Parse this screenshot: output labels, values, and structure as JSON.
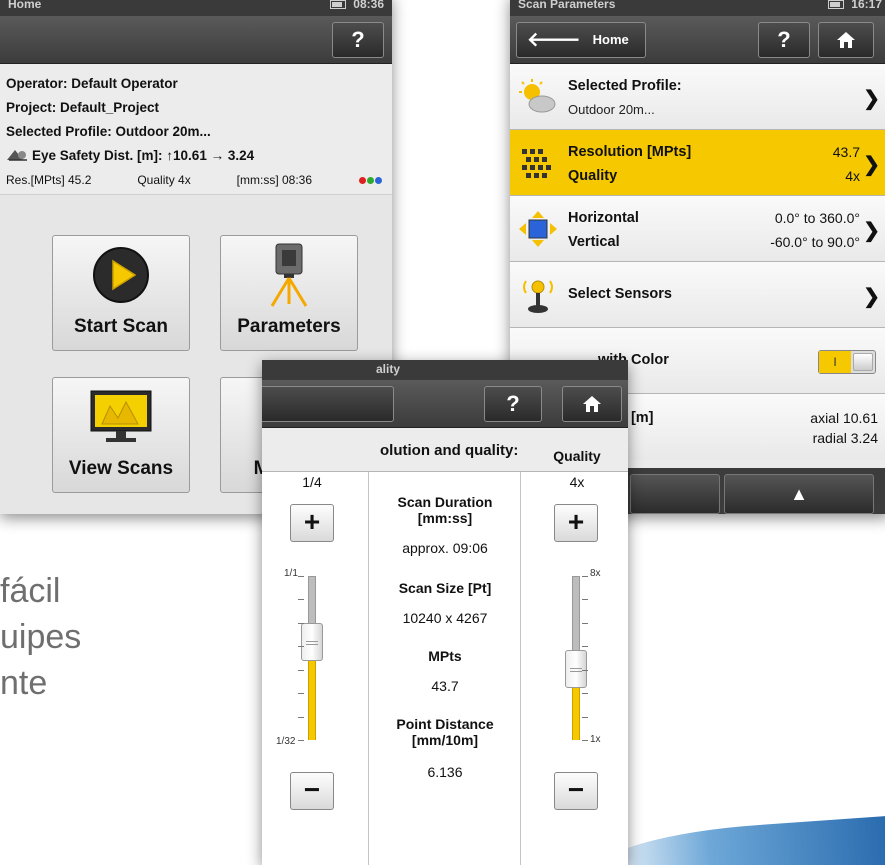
{
  "background": {
    "lines": [
      "fácil",
      "uipes",
      "nte"
    ]
  },
  "home_screen": {
    "status_title": "Home",
    "status_time": "08:36",
    "help_label": "?",
    "operator": "Operator: Default Operator",
    "project": "Project: Default_Project",
    "profile": "Selected Profile: Outdoor 20m...",
    "eye_safety": "Eye Safety Dist. [m]: ↑10.61   → 3.24",
    "res": "Res.[MPts] 45.2",
    "quality": "Quality 4x",
    "time": "[mm:ss] 08:36",
    "dot_colors": [
      "#e02020",
      "#2ea82e",
      "#2a64d8"
    ],
    "buttons": {
      "start_scan": "Start Scan",
      "parameters": "Parameters",
      "view_scans": "View Scans",
      "manage": "Manage"
    }
  },
  "params_screen": {
    "status_title": "Scan Parameters",
    "status_time": "16:17",
    "back_label": "Home",
    "help_label": "?",
    "rows": {
      "profile_label": "Selected Profile:",
      "profile_value": "Outdoor 20m...",
      "resolution_label": "Resolution [MPts]",
      "resolution_value": "43.7",
      "quality_label": "Quality",
      "quality_value": "4x",
      "horizontal_label": "Horizontal",
      "horizontal_value": "0.0° to 360.0°",
      "vertical_label": "Vertical",
      "vertical_value": "-60.0° to 90.0°",
      "sensors_label": "Select Sensors",
      "color_label": "with Color",
      "toggle_on": "I",
      "dist_label": "st. [m]",
      "axial": "axial 10.61",
      "radial": "radial 3.24"
    },
    "accent": "#f5c800"
  },
  "quality_screen": {
    "status_title": "ality",
    "help_label": "?",
    "header": "olution and quality:",
    "left": {
      "value": "1/4",
      "top_tick": "1/1",
      "bottom_tick": "1/32",
      "level_fraction": 0.6
    },
    "middle": {
      "duration_label": "Scan Duration [mm:ss]",
      "duration_value": "approx. 09:06",
      "size_label": "Scan Size [Pt]",
      "size_value": "10240 x 4267",
      "mpts_label": "MPts",
      "mpts_value": "43.7",
      "point_label": "Point Distance [mm/10m]",
      "point_value": "6.136"
    },
    "right": {
      "title": "Quality",
      "value": "4x",
      "top_tick": "8x",
      "bottom_tick": "1x",
      "level_fraction": 0.43
    },
    "plus": "+",
    "minus": "−"
  }
}
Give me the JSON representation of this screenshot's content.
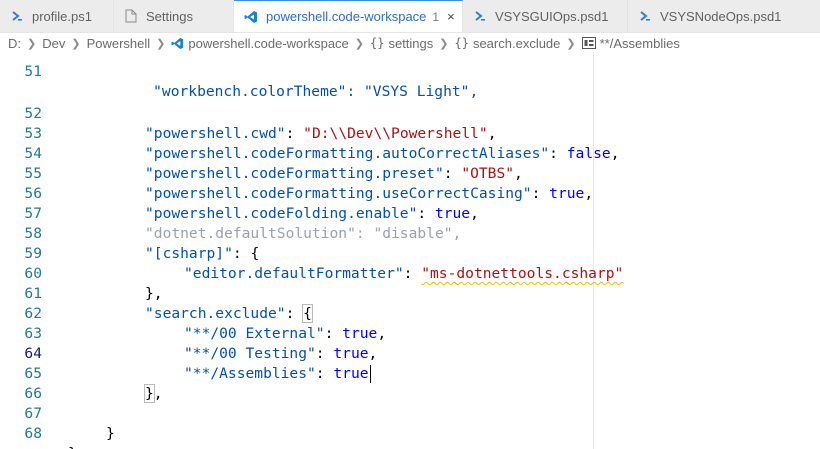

TASK DETAILS: Copy the entries exactly. Leave out the images.

EXERCISE ANSWER:
Parse this screenshot: output labels, values, and structure as JSON.
{
  "background": {
    "lines": [
      "fácil",
      "uipes",
      "nte"
    ]
  },
  "home_screen": {
    "status_title": "Home",
    "status_time": "08:36",
    "help_label": "?",
    "operator": "Operator: Default Operator",
    "project": "Project: Default_Project",
    "profile": "Selected Profile: Outdoor 20m...",
    "eye_safety": "Eye Safety Dist. [m]: ↑10.61   → 3.24",
    "res": "Res.[MPts] 45.2",
    "quality": "Quality 4x",
    "time": "[mm:ss] 08:36",
    "dot_colors": [
      "#e02020",
      "#2ea82e",
      "#2a64d8"
    ],
    "buttons": {
      "start_scan": "Start Scan",
      "parameters": "Parameters",
      "view_scans": "View Scans",
      "manage": "Manage"
    }
  },
  "params_screen": {
    "status_title": "Scan Parameters",
    "status_time": "16:17",
    "back_label": "Home",
    "help_label": "?",
    "rows": {
      "profile_label": "Selected Profile:",
      "profile_value": "Outdoor 20m...",
      "resolution_label": "Resolution [MPts]",
      "resolution_value": "43.7",
      "quality_label": "Quality",
      "quality_value": "4x",
      "horizontal_label": "Horizontal",
      "horizontal_value": "0.0° to 360.0°",
      "vertical_label": "Vertical",
      "vertical_value": "-60.0° to 90.0°",
      "sensors_label": "Select Sensors",
      "color_label": "with Color",
      "toggle_on": "I",
      "dist_label": "st. [m]",
      "axial": "axial 10.61",
      "radial": "radial 3.24"
    },
    "accent": "#f5c800"
  },
  "quality_screen": {
    "status_title": "ality",
    "help_label": "?",
    "header": "olution and quality:",
    "left": {
      "value": "1/4",
      "top_tick": "1/1",
      "bottom_tick": "1/32",
      "level_fraction": 0.6
    },
    "middle": {
      "duration_label": "Scan Duration [mm:ss]",
      "duration_value": "approx. 09:06",
      "size_label": "Scan Size [Pt]",
      "size_value": "10240 x 4267",
      "mpts_label": "MPts",
      "mpts_value": "43.7",
      "point_label": "Point Distance [mm/10m]",
      "point_value": "6.136"
    },
    "right": {
      "title": "Quality",
      "value": "4x",
      "top_tick": "8x",
      "bottom_tick": "1x",
      "level_fraction": 0.43
    },
    "plus": "+",
    "minus": "−"
  }
}
Give me the JSON representation of this screenshot's content.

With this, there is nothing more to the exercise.